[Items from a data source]

________________

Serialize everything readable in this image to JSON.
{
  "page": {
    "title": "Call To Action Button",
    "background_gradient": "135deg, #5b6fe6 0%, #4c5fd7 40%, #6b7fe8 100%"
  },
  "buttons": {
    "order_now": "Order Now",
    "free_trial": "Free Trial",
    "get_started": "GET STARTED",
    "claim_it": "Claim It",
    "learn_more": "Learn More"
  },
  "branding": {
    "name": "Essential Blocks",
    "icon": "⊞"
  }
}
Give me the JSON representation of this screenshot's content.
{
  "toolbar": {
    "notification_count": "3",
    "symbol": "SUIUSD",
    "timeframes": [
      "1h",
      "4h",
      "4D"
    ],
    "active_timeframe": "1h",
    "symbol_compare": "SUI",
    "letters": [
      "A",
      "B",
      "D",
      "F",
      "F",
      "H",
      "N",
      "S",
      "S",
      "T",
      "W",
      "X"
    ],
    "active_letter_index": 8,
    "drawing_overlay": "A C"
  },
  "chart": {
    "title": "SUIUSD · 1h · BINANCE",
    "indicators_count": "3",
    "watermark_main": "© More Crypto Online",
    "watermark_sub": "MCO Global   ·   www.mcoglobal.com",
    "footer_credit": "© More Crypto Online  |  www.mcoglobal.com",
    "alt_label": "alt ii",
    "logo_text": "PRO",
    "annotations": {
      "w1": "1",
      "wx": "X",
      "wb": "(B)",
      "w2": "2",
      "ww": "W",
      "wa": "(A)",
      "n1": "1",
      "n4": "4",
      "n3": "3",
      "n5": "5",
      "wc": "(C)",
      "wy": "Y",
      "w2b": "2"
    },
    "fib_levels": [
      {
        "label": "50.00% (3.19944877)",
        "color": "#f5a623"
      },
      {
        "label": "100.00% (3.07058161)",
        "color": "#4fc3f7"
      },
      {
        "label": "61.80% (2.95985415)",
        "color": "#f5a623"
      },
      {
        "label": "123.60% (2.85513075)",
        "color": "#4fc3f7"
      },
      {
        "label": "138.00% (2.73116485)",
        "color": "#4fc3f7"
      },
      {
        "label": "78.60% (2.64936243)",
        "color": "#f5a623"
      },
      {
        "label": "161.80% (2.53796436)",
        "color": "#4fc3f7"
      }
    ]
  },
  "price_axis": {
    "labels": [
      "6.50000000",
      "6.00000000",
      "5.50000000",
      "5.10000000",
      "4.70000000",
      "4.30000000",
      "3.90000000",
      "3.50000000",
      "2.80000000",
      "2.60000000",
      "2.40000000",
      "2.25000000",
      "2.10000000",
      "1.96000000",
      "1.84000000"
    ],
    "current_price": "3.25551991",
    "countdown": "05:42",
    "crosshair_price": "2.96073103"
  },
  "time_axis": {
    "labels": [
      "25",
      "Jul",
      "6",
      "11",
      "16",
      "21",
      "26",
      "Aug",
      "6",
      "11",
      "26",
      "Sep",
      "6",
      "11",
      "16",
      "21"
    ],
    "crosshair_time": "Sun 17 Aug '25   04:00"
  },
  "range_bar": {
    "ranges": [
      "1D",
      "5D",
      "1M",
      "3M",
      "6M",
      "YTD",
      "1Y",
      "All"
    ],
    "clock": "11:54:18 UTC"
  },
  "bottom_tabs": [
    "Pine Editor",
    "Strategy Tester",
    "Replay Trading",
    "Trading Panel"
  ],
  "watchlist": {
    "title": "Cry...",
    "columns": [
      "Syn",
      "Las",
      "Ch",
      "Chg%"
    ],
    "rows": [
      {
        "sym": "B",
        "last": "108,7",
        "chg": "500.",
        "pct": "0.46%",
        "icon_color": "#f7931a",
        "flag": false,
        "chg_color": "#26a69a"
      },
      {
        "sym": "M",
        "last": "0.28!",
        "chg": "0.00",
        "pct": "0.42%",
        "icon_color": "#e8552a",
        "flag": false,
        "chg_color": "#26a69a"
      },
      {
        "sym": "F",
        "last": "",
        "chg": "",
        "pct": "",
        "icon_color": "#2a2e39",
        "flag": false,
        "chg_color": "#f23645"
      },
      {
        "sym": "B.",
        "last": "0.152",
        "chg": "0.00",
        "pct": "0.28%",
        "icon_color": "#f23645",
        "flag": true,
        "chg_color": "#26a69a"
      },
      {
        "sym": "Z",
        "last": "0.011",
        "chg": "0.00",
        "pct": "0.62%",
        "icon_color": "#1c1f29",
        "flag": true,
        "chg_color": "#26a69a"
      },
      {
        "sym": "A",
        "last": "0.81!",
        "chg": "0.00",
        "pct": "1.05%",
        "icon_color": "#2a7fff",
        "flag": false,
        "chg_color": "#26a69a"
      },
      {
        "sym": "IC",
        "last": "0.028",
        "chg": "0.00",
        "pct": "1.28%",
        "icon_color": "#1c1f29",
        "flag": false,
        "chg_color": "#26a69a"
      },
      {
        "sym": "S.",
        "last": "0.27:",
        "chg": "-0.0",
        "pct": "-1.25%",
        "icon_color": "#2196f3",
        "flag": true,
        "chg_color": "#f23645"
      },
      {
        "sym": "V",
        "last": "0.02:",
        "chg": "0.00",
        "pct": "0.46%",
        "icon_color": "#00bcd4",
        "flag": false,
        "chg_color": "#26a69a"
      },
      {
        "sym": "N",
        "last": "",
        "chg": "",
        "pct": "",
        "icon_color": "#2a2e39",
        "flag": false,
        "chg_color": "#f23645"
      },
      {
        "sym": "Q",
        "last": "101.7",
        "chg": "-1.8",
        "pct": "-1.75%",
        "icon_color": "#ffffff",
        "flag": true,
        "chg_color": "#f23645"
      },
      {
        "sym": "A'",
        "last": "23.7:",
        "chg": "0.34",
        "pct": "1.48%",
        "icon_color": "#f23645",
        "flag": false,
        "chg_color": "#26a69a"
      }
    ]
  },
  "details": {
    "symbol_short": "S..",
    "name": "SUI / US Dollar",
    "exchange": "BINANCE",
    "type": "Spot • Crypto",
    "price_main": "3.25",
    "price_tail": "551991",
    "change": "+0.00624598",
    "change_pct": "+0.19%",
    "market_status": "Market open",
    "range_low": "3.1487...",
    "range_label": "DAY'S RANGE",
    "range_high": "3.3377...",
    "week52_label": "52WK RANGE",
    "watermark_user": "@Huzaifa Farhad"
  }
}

________________

What to do
The entries above should be repeated exactly, every one of them.

Output of the task
Serialize everything readable in this image to JSON.
{
  "page": {
    "title": "Call To Action Button",
    "background_gradient": "135deg, #5b6fe6 0%, #4c5fd7 40%, #6b7fe8 100%"
  },
  "buttons": {
    "order_now": "Order Now",
    "free_trial": "Free Trial",
    "get_started": "GET STARTED",
    "claim_it": "Claim It",
    "learn_more": "Learn More"
  },
  "branding": {
    "name": "Essential Blocks",
    "icon": "⊞"
  }
}
Give me the JSON representation of this screenshot's content.
{
  "toolbar": {
    "notification_count": "3",
    "symbol": "SUIUSD",
    "timeframes": [
      "1h",
      "4h",
      "4D"
    ],
    "active_timeframe": "1h",
    "symbol_compare": "SUI",
    "letters": [
      "A",
      "B",
      "D",
      "F",
      "F",
      "H",
      "N",
      "S",
      "S",
      "T",
      "W",
      "X"
    ],
    "active_letter_index": 8,
    "drawing_overlay": "A C"
  },
  "chart": {
    "title": "SUIUSD · 1h · BINANCE",
    "indicators_count": "3",
    "watermark_main": "© More Crypto Online",
    "watermark_sub": "MCO Global   ·   www.mcoglobal.com",
    "footer_credit": "© More Crypto Online  |  www.mcoglobal.com",
    "alt_label": "alt ii",
    "logo_text": "PRO",
    "annotations": {
      "w1": "1",
      "wx": "X",
      "wb": "(B)",
      "w2": "2",
      "ww": "W",
      "wa": "(A)",
      "n1": "1",
      "n4": "4",
      "n3": "3",
      "n5": "5",
      "wc": "(C)",
      "wy": "Y",
      "w2b": "2"
    },
    "fib_levels": [
      {
        "label": "50.00% (3.19944877)",
        "color": "#f5a623"
      },
      {
        "label": "100.00% (3.07058161)",
        "color": "#4fc3f7"
      },
      {
        "label": "61.80% (2.95985415)",
        "color": "#f5a623"
      },
      {
        "label": "123.60% (2.85513075)",
        "color": "#4fc3f7"
      },
      {
        "label": "138.00% (2.73116485)",
        "color": "#4fc3f7"
      },
      {
        "label": "78.60% (2.64936243)",
        "color": "#f5a623"
      },
      {
        "label": "161.80% (2.53796436)",
        "color": "#4fc3f7"
      }
    ]
  },
  "price_axis": {
    "labels": [
      "6.50000000",
      "6.00000000",
      "5.50000000",
      "5.10000000",
      "4.70000000",
      "4.30000000",
      "3.90000000",
      "3.50000000",
      "2.80000000",
      "2.60000000",
      "2.40000000",
      "2.25000000",
      "2.10000000",
      "1.96000000",
      "1.84000000"
    ],
    "current_price": "3.25551991",
    "countdown": "05:42",
    "crosshair_price": "2.96073103"
  },
  "time_axis": {
    "labels": [
      "25",
      "Jul",
      "6",
      "11",
      "16",
      "21",
      "26",
      "Aug",
      "6",
      "11",
      "26",
      "Sep",
      "6",
      "11",
      "16",
      "21"
    ],
    "crosshair_time": "Sun 17 Aug '25   04:00"
  },
  "range_bar": {
    "ranges": [
      "1D",
      "5D",
      "1M",
      "3M",
      "6M",
      "YTD",
      "1Y",
      "All"
    ],
    "clock": "11:54:18 UTC"
  },
  "bottom_tabs": [
    "Pine Editor",
    "Strategy Tester",
    "Replay Trading",
    "Trading Panel"
  ],
  "watchlist": {
    "title": "Cry...",
    "columns": [
      "Syn",
      "Las",
      "Ch",
      "Chg%"
    ],
    "rows": [
      {
        "sym": "B",
        "last": "108,7",
        "chg": "500.",
        "pct": "0.46%",
        "icon_color": "#f7931a",
        "flag": false,
        "chg_color": "#26a69a"
      },
      {
        "sym": "M",
        "last": "0.28!",
        "chg": "0.00",
        "pct": "0.42%",
        "icon_color": "#e8552a",
        "flag": false,
        "chg_color": "#26a69a"
      },
      {
        "sym": "F",
        "last": "",
        "chg": "",
        "pct": "",
        "icon_color": "#2a2e39",
        "flag": false,
        "chg_color": "#f23645"
      },
      {
        "sym": "B.",
        "last": "0.152",
        "chg": "0.00",
        "pct": "0.28%",
        "icon_color": "#f23645",
        "flag": true,
        "chg_color": "#26a69a"
      },
      {
        "sym": "Z",
        "last": "0.011",
        "chg": "0.00",
        "pct": "0.62%",
        "icon_color": "#1c1f29",
        "flag": true,
        "chg_color": "#26a69a"
      },
      {
        "sym": "A",
        "last": "0.81!",
        "chg": "0.00",
        "pct": "1.05%",
        "icon_color": "#2a7fff",
        "flag": false,
        "chg_color": "#26a69a"
      },
      {
        "sym": "IC",
        "last": "0.028",
        "chg": "0.00",
        "pct": "1.28%",
        "icon_color": "#1c1f29",
        "flag": false,
        "chg_color": "#26a69a"
      },
      {
        "sym": "S.",
        "last": "0.27:",
        "chg": "-0.0",
        "pct": "-1.25%",
        "icon_color": "#2196f3",
        "flag": true,
        "chg_color": "#f23645"
      },
      {
        "sym": "V",
        "last": "0.02:",
        "chg": "0.00",
        "pct": "0.46%",
        "icon_color": "#00bcd4",
        "flag": false,
        "chg_color": "#26a69a"
      },
      {
        "sym": "N",
        "last": "",
        "chg": "",
        "pct": "",
        "icon_color": "#2a2e39",
        "flag": false,
        "chg_color": "#f23645"
      },
      {
        "sym": "Q",
        "last": "101.7",
        "chg": "-1.8",
        "pct": "-1.75%",
        "icon_color": "#ffffff",
        "flag": true,
        "chg_color": "#f23645"
      },
      {
        "sym": "A'",
        "last": "23.7:",
        "chg": "0.34",
        "pct": "1.48%",
        "icon_color": "#f23645",
        "flag": false,
        "chg_color": "#26a69a"
      }
    ]
  },
  "details": {
    "symbol_short": "S..",
    "name": "SUI / US Dollar",
    "exchange": "BINANCE",
    "type": "Spot • Crypto",
    "price_main": "3.25",
    "price_tail": "551991",
    "change": "+0.00624598",
    "change_pct": "+0.19%",
    "market_status": "Market open",
    "range_low": "3.1487...",
    "range_label": "DAY'S RANGE",
    "range_high": "3.3377...",
    "week52_label": "52WK RANGE",
    "watermark_user": "@Huzaifa Farhad"
  }
}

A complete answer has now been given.